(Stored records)
————————

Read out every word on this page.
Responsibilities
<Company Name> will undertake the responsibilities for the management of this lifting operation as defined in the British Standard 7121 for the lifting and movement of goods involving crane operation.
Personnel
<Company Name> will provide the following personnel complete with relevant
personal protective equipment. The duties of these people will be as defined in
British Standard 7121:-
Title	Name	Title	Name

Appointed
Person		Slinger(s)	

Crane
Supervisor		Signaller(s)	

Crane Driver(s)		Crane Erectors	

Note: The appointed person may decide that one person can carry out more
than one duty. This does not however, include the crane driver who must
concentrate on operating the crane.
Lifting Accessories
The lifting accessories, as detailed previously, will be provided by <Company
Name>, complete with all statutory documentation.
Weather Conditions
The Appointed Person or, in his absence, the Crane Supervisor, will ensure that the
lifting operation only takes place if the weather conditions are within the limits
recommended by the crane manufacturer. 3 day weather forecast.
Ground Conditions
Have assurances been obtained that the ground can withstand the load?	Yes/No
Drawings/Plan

————————

- **AIM OF THE TASK**
Collect the lines of the data that carry the word "Name".

- **RESPONSE**
<Company Name> will undertake the responsibilities for the management of this lifting operation as defined in the British Standard 7121 for the lifting and movement of goods involving crane operation.
<Company Name> will provide the following personnel complete with relevant
Title	Name	Title	Name
Name>, complete with all statutory documentation.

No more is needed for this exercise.